### [The exercise]
Count the lines of the records below that contain the word "People" and give only that number.

### [Entries]
-- BEGIN --
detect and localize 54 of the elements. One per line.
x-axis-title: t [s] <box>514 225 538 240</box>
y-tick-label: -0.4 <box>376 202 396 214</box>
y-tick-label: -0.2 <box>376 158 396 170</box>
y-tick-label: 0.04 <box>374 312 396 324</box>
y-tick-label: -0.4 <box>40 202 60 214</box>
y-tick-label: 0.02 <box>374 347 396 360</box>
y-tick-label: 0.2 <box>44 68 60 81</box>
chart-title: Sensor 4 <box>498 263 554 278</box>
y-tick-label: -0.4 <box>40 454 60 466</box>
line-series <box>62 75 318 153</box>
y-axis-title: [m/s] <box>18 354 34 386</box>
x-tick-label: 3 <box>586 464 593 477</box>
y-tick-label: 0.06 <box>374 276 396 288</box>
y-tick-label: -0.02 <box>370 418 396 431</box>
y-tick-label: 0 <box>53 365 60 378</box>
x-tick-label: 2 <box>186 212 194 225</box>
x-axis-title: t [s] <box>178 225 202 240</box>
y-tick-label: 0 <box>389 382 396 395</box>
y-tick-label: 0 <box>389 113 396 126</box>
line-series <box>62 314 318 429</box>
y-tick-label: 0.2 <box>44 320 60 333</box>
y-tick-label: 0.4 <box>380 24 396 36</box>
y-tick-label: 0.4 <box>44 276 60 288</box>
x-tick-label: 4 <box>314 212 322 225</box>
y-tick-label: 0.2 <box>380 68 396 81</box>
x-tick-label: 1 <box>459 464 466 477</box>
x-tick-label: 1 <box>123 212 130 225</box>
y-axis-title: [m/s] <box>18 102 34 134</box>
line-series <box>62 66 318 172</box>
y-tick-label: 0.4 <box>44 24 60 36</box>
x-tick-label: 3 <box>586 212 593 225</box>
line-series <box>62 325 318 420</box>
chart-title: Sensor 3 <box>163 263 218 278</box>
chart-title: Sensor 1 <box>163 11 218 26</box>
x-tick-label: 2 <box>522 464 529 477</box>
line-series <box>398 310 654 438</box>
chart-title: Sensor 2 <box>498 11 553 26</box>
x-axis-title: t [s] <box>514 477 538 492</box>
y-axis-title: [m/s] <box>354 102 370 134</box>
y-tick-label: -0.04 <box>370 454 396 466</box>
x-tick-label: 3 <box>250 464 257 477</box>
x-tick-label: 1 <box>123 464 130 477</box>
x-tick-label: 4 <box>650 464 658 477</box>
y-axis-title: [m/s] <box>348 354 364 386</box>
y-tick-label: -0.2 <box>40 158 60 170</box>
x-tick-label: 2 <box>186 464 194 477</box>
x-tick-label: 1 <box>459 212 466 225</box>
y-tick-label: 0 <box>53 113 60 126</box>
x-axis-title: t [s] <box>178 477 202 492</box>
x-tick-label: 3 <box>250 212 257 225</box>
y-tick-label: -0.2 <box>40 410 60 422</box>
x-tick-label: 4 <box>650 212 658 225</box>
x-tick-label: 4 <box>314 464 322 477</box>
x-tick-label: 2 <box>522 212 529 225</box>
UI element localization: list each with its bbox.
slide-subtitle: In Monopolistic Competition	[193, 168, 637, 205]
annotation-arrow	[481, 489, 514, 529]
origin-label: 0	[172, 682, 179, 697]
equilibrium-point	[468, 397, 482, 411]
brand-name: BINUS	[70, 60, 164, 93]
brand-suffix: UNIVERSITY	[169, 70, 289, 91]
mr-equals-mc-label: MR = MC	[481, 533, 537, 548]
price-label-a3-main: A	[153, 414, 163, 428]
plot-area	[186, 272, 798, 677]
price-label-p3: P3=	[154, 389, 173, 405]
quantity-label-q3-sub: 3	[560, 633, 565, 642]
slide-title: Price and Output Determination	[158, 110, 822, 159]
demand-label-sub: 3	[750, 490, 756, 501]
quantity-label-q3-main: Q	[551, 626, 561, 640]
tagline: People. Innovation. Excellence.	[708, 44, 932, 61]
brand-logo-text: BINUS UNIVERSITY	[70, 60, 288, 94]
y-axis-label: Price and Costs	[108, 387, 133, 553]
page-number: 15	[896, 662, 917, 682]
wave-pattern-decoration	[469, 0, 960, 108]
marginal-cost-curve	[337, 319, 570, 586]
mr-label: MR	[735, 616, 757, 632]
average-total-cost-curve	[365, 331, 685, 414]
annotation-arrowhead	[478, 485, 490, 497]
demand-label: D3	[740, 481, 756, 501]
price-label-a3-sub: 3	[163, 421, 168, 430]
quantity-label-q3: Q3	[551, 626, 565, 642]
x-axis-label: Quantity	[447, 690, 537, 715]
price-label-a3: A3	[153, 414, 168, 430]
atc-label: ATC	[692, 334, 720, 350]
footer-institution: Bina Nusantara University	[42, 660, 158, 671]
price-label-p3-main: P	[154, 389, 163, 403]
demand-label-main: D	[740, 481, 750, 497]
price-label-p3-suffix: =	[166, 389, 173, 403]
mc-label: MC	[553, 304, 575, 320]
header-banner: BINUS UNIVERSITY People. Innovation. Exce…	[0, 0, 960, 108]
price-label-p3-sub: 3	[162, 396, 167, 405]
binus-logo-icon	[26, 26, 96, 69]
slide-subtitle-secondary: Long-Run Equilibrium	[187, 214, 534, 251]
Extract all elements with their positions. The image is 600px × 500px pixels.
-- END --
-- BEGIN --
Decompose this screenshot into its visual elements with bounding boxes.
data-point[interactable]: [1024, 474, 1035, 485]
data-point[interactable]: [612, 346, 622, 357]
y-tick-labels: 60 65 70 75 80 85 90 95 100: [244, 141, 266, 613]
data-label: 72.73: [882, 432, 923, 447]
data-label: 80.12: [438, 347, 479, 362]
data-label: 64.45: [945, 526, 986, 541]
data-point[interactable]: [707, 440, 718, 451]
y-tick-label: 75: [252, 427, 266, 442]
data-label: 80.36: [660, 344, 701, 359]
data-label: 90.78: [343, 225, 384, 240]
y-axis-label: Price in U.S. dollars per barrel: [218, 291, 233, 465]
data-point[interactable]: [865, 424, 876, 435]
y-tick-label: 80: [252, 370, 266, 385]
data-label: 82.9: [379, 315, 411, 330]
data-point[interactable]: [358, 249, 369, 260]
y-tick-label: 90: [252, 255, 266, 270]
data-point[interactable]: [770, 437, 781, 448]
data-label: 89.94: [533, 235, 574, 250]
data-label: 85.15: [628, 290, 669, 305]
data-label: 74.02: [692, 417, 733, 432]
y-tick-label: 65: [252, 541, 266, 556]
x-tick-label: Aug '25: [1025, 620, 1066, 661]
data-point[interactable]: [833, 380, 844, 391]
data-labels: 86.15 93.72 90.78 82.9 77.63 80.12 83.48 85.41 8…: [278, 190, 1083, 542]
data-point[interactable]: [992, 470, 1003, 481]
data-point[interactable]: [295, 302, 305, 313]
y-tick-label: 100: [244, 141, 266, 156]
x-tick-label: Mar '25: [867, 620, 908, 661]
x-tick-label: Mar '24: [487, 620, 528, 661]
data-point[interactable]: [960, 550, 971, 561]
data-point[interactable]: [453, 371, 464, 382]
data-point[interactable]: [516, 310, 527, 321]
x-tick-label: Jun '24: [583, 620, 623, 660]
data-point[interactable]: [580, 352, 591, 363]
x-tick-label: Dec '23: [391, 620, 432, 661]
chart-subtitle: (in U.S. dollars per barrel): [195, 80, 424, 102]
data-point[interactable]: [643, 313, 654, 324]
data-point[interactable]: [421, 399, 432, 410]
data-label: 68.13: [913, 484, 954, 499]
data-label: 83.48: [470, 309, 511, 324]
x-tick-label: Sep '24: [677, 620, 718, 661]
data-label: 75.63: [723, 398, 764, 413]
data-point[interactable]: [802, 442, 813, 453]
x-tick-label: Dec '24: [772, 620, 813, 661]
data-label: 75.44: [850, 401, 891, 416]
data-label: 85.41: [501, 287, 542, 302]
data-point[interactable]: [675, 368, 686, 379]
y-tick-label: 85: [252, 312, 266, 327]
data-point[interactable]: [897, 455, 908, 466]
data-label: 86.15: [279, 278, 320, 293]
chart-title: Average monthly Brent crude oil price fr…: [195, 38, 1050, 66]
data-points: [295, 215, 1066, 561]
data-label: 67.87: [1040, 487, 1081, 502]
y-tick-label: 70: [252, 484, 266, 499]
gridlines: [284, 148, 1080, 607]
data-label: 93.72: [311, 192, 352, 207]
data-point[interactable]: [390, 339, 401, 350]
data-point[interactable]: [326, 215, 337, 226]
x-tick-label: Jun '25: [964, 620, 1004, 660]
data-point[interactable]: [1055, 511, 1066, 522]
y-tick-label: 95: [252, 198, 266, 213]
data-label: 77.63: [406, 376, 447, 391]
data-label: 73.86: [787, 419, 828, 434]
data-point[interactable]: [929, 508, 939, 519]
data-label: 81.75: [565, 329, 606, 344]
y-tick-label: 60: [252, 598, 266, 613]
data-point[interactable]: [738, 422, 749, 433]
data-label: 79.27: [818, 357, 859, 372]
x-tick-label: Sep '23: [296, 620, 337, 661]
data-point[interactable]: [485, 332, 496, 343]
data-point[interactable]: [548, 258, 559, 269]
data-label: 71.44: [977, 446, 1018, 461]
-- END --
-- BEGIN --
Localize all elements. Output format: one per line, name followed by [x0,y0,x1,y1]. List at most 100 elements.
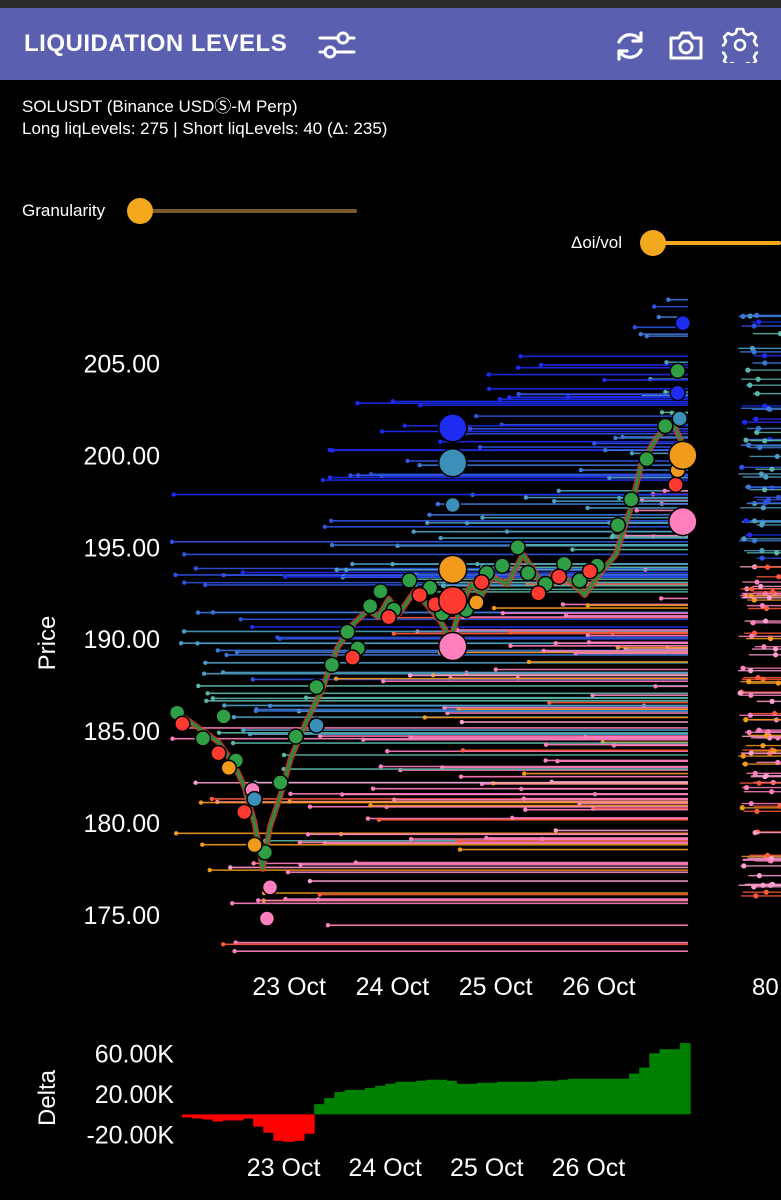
-- END --
### [Answer to the task]
2